[PROMPT]
Report how many lines contain "Systems". Give the number and nothing else.

[EXERCISE INPUT]

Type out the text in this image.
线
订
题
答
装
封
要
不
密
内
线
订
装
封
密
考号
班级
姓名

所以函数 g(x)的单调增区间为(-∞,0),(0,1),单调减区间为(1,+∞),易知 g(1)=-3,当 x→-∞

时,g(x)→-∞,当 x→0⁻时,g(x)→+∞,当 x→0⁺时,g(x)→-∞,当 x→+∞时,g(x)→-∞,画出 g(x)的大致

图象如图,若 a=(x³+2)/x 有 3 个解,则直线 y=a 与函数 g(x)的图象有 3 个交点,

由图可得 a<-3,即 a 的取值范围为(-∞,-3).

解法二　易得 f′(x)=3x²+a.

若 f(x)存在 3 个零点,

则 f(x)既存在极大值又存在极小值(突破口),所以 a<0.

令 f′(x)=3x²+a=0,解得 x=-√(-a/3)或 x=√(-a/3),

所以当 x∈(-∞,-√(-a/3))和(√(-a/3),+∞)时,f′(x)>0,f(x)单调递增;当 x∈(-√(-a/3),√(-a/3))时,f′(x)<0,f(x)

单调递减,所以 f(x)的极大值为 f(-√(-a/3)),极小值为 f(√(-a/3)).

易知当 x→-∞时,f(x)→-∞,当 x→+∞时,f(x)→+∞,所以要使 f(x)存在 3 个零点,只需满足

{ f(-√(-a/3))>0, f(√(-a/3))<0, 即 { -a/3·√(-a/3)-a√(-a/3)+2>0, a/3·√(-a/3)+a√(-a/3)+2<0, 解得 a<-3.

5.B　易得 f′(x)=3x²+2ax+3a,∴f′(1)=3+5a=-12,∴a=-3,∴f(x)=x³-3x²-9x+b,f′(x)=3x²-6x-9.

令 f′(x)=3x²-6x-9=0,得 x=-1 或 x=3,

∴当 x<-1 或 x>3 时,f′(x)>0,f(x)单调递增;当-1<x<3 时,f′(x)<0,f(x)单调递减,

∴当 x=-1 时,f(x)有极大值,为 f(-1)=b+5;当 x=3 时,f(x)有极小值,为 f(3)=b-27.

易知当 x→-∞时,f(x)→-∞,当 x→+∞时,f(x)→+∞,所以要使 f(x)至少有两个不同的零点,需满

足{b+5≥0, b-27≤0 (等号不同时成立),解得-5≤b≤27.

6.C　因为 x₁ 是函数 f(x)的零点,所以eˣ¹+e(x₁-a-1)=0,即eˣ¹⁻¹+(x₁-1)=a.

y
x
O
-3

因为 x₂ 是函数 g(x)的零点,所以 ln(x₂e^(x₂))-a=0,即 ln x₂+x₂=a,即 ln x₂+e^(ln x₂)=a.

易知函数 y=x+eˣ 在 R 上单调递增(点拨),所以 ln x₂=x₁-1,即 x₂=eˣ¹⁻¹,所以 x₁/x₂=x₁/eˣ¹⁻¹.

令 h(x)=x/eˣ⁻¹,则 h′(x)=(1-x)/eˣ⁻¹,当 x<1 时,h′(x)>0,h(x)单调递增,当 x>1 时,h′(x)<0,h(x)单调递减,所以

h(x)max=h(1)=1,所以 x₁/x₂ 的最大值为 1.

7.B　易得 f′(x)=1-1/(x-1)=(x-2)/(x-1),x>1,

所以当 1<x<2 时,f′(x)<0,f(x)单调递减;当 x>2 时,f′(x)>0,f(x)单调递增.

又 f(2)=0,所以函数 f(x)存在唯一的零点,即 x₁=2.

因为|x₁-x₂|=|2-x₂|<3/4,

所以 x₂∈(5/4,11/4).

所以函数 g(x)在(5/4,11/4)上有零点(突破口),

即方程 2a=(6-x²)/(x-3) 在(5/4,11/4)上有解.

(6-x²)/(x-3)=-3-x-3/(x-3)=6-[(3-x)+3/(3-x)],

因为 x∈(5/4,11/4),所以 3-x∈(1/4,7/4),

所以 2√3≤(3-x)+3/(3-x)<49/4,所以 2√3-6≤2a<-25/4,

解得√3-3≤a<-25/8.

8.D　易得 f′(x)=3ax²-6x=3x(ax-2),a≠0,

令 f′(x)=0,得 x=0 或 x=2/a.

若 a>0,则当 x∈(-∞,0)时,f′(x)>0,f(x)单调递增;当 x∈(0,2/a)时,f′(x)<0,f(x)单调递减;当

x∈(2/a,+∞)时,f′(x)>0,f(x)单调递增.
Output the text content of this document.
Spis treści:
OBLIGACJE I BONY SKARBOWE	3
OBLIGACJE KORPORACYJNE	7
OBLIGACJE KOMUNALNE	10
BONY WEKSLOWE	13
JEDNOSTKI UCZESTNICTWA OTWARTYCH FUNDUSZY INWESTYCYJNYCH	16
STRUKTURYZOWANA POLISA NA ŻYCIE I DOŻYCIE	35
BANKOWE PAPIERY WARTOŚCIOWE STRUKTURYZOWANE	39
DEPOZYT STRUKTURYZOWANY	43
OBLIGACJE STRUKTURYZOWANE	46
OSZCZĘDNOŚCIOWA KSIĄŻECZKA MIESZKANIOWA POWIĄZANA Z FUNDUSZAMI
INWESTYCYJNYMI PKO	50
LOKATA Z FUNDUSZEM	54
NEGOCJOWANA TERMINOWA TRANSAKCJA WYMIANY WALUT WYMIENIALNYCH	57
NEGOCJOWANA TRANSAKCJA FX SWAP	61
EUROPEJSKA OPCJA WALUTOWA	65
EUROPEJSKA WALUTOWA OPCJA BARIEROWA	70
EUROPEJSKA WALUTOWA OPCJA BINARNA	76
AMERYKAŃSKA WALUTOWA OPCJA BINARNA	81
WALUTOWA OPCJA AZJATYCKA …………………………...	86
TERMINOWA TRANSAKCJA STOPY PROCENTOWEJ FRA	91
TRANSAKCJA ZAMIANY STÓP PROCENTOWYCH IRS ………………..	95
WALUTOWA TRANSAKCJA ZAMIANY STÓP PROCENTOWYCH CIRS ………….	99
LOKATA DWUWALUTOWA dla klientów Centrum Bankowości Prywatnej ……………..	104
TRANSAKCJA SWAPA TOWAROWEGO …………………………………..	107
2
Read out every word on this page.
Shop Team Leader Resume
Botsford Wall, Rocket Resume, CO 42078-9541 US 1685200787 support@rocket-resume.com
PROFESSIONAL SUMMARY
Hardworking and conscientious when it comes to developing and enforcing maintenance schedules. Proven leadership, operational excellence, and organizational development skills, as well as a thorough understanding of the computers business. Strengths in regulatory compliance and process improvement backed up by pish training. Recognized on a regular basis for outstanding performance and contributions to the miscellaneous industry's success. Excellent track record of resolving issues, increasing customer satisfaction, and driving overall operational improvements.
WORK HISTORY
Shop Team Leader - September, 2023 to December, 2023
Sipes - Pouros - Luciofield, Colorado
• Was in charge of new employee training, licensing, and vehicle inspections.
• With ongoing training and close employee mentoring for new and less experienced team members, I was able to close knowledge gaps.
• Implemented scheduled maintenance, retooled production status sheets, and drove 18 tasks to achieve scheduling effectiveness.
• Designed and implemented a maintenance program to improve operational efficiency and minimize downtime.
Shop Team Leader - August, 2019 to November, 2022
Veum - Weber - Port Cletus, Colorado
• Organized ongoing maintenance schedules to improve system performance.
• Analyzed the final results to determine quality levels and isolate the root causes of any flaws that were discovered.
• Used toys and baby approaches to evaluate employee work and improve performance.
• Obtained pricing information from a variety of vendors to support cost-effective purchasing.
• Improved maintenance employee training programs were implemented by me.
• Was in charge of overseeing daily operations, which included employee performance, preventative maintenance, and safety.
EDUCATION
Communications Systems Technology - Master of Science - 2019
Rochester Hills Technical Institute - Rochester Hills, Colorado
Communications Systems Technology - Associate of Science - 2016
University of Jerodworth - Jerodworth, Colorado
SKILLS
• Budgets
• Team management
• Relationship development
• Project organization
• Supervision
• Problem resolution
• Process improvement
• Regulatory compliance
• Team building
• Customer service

[SOLUTION TO THIS EXERCISE]
2